**JOB 1**
Update the listing, starting at its beginning and ending with the line that contains "avatar[interactable] — [68, 210, 236, 378]", so that "gear-icon" is replaced by "settings-icon" and everything else stays unchanged.

------ DOCUMENT PASSAGE ------

STEPANAKERT, July 20 (Reuters) - Bako Saakyan, a former security chief, has won 85 percent of the votes in a leadership election in the Azeri breakaway region of Nagorno-Karabakh, the central election commission said on Friday.

The data is preliminary and final results will be announced later on Friday.

Karabakh declared independence from Azerbaijan in the 1990s but no country has recognised it. The 46-year-old Saakyan says he wants full independence for the enclave from Azerbaijan, and has vowed to make the sliver of land and its 140,000 people "an example of democratic rule".

"I like Saakyan's programme because he promised to raise pensions and give financial assistance to people," said 66-year-old Shura Sachinyan, an ethnic Armenian refugee.

Muslim Azerbaijan, which lost control of Nagorno-Karabakh after a war against Armenia in the early 1990s, has denounced the election as illegal under international law.

Analysts said the vote could be used by the ethnic Armenian enclave to affirm independence from Azerbaijan.

Karabakh leader Arkady Gukasyan, who is stepping down after holding the post for two five-year terms, has tried to make a parallel with the Serbian province of Kosovo, saying that if Kosovo gets independence then Karabakh should have it too.

The election was largely personality driven. Saakyan's main rival, the 39-year-old Masis Mailyan, who also wants full independence, has won just over 12 percent of the vote, the preliminary data showed.

The commission said turnout had been around 77 percent.

Many of the Azeri minority fled during fighting which killed more than 35,000 people before a ceasefire was brokered in 1994. The region is now populated almost entirely by ethnic Armenians, who enjoy Christian Armenia's backing.

Armenian President Robert Kocharyan is a former leader of Nagorno-Karabakh.

Mailyan said he hoped eventual international recognition of Kosovo, populated mainly by ethnic Albanians, will create an important precedent leading to officially accepted independence for Karabakh.

------ EXTRACTED DATA ------

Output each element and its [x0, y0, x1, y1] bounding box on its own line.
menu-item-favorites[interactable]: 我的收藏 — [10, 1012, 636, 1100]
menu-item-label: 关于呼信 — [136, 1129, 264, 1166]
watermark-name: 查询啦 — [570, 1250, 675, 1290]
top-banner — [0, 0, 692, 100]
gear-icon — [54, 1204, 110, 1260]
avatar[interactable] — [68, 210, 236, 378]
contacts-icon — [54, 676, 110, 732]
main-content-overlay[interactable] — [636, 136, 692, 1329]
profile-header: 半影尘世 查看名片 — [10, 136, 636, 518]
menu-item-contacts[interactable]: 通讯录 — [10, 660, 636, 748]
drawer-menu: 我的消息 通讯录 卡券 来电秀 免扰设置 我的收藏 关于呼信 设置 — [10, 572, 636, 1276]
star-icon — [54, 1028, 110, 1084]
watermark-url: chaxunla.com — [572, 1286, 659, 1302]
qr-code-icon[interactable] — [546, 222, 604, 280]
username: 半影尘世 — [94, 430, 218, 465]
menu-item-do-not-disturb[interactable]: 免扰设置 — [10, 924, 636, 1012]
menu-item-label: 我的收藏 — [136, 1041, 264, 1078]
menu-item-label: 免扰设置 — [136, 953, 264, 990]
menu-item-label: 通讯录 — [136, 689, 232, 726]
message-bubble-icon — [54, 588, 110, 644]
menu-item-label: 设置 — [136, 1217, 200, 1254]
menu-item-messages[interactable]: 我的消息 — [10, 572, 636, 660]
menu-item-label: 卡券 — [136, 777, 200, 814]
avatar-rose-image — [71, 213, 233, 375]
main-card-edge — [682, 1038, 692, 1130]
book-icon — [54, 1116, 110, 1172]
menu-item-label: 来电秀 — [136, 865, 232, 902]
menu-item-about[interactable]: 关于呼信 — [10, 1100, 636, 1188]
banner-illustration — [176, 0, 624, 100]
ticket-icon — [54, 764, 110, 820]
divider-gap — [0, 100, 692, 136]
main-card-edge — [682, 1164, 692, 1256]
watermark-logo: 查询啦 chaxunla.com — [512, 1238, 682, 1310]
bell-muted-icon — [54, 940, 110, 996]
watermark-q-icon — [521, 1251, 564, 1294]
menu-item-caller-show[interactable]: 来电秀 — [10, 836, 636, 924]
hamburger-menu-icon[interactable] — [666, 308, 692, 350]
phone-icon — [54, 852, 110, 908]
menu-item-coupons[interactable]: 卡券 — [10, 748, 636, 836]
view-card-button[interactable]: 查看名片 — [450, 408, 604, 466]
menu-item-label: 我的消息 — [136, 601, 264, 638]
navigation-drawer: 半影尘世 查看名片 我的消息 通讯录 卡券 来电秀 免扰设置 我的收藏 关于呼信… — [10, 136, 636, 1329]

------

**JOB 2**
Answer these questions from the Nagorno-Karabakh election report:
(a) What share of the votes did Bako Saakyan win?
(b) What did the commission say the turnout was?
(c) In what year was a ceasefire brokered?

**OUTPUT 1**
Output each element and its [x0, y0, x1, y1] bounding box on its own line.
menu-item-favorites[interactable]: 我的收藏 — [10, 1012, 636, 1100]
menu-item-label: 关于呼信 — [136, 1129, 264, 1166]
watermark-name: 查询啦 — [570, 1250, 675, 1290]
top-banner — [0, 0, 692, 100]
settings-icon — [54, 1204, 110, 1260]
avatar[interactable] — [68, 210, 236, 378]

**OUTPUT 2**
(a) 85 percent
(b) Around 77 percent
(c) 1994